§ **Selected text**:
Start of Block
Many hot runner suppliers design their systems with level changes in order to ease manufacturing and minimize required mold sizes. It is often thought that these level changes will correct the shear imbalances and thus eliminate the need for an Opti-Flo® system.
However, as depicted in Figure 1, this typically results is an over-rotation of the high sheared material thus shifting the imbalance from the interior cavities to the exterior cavities. While this design may slightly improve the imbalance condition, science dictates that this method is not a root-cause solution to shear-induced imbalances as the melt needs to be controlled at various degrees of rotation throughout the entire melt delivery system. A full-level change at various intersections does not achieve a balance of material properties and filling within the mold. That type of balance can only be provided with Opti-flo® hot runner systems.
Many hot runner manufacturers still rely on balancing the filling by varying the temperature of the drops. These same manufacturers will tell you that their manifold is “naturally balanced” and does not exhibit shear imbalances. To this, we ask, “If your manifold is rheologically balanced, why do you recommend that we vary drop temperatures to balance the flow?”
By incorporating MeltFlipper® technologies into the Opti-Flo® hot runner system, the ability to manage and reduce shear-induced imbalances becomes possible. Figure 2 shows how the highly sheared laminates are positioned throughout the cross section of a particular Opti-Flo® manifold design utilizing various MeltFlipper® rotations.
Understanding Shear Imbalances Inside of Hot Runner Manifolds
Hot runner systems have imbalance problems just like cold runners, and often times more so due to the additional features of a hot runner. Shear imbalances are a large part of imbalance problems, though some manufacturers refuse to admit this. One needs to understand that plastic is still a non-Newtonian material whether it flows within a hot or cold runner system.
To illustrate this, consider the independent study of various hot runner layouts and cavitations in Table 1 below. The shear imbalance was calculated and documented for each layout.
|% Shear Imbalance
|X-Pattern, Single Level
|H-Pattern, Two Level
|X-Pattern, Two Level
|Table 1: Chart illustrating the various imbalances as reported to BTI by an
independent study of different production manifold layouts and cavitation combinations.
These shear imbalances affected both the mold efficiencies and product quality. It was reported that the cosmetic parts molded from the manifolds listed in Table 1 were flawed in appearance, which caused an unacceptable high rejection rate. Other parts from the conventional manifolds required an additional 2 seconds in cycle time in order to mold all parts within the dimensional requirements.
The fact is that hot runners do exhibit shear-induced imbalances similar to those in cold runner tools. These imbalances can be solved with use of the MeltFlipper® melt-management technologies through INCOE Corporation’s Opti-Flo® hot runner system.
Opti-Flo® has numerous applications in the industry, and it provides benefits whether the mold is a high cavitation system or a simple two-drop system. Opti-Flo® has even been used in correcting the parting line-to-parting line filling imbalance in stack molds (Figure 3).
Shear-induced imbalances will also affect simple manifolds, as shown in a 2-drop system in Figure 4A and 4). In this example, the high sheared material will flow to the outer portion of each cavity or sub-runners, creating either an intra-cavity imbalance or a cavity-to-cavity imbalance if a cold sub-runner is used (hybrid runner system). This can easily lead to core shift, warp, dimensional variations, and a number of other part and filling defects.
With an Opti-Flo® hot runner system, the melt is reoriented so that the shear distribution is more uniform as it enters the cavities or sub-runners.
End of Block
§ **Exercise**:
According to the text on shear imbalances in hot runner manifolds, how much extra cycle time did other parts from the conventional manifolds need?

(Document layout detection data)
Start of Block
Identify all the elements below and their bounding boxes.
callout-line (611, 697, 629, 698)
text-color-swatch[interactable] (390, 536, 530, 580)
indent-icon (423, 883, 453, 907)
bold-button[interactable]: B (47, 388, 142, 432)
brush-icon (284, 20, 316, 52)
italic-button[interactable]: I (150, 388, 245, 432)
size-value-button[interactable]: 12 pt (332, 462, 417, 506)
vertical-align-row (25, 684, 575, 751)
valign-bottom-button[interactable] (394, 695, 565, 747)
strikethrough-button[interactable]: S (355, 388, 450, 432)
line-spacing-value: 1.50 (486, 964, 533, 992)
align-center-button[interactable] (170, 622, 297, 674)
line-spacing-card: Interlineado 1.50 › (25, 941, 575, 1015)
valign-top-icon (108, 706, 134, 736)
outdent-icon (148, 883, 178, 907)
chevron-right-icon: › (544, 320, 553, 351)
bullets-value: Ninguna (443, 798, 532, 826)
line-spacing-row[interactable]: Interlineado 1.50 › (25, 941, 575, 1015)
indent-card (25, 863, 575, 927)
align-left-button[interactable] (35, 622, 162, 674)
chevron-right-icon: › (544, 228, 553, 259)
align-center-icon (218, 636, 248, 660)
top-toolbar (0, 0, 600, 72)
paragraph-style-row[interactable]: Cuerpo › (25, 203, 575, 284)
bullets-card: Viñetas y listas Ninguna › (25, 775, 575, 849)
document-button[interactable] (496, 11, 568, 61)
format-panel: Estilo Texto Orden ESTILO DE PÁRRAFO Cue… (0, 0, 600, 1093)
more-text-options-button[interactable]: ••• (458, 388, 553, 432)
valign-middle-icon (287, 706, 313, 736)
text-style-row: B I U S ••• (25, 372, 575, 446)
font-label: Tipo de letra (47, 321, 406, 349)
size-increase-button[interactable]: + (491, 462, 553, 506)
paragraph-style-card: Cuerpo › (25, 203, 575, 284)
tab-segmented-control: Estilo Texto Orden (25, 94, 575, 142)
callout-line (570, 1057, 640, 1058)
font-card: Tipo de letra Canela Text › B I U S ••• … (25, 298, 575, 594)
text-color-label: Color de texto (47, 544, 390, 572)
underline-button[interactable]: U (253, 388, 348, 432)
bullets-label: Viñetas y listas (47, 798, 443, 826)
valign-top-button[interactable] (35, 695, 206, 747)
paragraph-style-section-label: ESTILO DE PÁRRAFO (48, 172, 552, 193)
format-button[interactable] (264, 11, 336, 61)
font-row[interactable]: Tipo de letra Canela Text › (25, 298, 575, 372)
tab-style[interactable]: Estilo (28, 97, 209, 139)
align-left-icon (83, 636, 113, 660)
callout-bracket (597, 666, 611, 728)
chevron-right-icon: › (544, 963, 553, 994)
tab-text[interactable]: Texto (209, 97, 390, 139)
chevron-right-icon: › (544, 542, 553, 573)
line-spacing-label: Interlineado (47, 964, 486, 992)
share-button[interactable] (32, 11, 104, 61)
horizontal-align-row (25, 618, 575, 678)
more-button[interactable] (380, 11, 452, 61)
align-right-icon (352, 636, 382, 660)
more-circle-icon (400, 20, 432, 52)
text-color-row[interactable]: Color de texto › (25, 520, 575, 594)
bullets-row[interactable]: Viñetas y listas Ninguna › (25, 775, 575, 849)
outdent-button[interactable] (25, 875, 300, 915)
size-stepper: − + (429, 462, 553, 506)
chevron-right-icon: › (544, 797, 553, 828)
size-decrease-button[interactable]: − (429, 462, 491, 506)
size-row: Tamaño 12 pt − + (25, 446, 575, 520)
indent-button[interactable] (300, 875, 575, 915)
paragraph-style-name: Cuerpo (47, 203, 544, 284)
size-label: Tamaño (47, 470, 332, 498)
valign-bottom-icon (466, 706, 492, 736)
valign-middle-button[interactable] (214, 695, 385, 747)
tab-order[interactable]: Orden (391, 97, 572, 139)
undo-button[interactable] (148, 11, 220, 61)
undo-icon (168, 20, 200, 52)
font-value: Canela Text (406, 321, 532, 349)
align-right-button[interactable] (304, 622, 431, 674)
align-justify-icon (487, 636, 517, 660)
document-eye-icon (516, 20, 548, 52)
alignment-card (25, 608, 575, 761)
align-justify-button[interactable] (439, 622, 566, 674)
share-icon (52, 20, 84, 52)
End of Block
§ **Exercise answer**:
They needed an additional 2 seconds of cycle time to mold all parts within the dimensional requirements.